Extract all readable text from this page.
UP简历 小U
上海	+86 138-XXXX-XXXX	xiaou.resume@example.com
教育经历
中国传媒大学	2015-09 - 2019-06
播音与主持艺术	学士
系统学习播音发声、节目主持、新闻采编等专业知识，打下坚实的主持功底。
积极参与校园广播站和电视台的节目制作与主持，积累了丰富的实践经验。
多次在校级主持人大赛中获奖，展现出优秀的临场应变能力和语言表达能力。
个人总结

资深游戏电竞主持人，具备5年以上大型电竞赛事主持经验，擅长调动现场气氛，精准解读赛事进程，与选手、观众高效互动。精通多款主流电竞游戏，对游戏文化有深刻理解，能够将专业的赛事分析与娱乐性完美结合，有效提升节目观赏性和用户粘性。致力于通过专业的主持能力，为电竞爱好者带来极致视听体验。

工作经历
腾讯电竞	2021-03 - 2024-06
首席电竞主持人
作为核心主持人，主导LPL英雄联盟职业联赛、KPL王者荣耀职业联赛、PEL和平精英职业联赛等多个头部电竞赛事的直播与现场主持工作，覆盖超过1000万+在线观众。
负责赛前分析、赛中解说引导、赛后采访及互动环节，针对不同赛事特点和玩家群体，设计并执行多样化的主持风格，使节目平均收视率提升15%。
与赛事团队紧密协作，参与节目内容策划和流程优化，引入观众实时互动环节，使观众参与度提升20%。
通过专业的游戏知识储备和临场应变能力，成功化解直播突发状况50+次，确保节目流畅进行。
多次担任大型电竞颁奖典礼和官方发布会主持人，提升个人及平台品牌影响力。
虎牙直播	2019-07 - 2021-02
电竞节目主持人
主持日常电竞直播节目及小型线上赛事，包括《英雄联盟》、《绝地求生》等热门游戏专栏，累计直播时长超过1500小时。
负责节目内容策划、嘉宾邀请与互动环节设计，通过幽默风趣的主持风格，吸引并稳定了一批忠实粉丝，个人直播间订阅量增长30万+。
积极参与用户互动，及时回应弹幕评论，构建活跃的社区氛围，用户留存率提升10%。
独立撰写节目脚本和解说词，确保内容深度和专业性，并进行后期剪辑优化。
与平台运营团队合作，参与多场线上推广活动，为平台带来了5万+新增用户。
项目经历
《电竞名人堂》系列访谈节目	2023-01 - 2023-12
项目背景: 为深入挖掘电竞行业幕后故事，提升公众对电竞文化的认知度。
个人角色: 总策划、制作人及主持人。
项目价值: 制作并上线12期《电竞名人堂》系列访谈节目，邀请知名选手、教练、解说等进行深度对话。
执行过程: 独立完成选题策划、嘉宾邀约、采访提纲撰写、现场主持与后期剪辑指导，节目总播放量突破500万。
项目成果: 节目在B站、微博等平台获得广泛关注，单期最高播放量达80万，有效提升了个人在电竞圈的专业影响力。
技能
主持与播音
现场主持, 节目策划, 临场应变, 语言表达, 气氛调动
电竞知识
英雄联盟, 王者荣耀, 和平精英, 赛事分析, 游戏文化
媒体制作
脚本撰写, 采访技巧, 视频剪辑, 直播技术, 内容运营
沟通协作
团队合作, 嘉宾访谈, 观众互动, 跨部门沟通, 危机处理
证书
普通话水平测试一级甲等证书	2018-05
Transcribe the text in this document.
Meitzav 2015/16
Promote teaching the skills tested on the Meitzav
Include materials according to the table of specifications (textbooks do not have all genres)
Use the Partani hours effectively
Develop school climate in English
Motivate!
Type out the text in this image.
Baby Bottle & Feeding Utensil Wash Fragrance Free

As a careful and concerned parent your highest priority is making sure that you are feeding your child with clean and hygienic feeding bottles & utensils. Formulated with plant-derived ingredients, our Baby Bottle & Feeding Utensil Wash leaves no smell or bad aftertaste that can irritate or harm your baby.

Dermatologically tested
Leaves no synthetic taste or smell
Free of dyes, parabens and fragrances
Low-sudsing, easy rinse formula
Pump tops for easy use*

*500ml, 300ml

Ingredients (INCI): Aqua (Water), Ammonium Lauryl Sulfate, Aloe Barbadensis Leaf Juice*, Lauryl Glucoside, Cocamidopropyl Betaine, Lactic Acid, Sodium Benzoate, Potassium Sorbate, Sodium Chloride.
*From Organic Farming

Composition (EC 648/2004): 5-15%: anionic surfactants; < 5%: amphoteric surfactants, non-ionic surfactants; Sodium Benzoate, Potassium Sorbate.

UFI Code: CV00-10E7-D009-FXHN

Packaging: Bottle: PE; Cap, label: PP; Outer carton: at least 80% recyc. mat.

....

WHAT IS REQUIRED
Look for "Potassium" and pull out every line that has it.

RESPONSE BELOW
Ingredients (INCI): Aqua (Water), Ammonium Lauryl Sulfate, Aloe Barbadensis Leaf Juice*, Lauryl Glucoside, Cocamidopropyl Betaine, Lactic Acid, Sodium Benzoate, Potassium Sorbate, Sodium Chloride.
Composition (EC 648/2004): 5-15%: anionic surfactants; < 5%: amphoteric surfactants, non-ionic surfactants; Sodium Benzoate, Potassium Sorbate.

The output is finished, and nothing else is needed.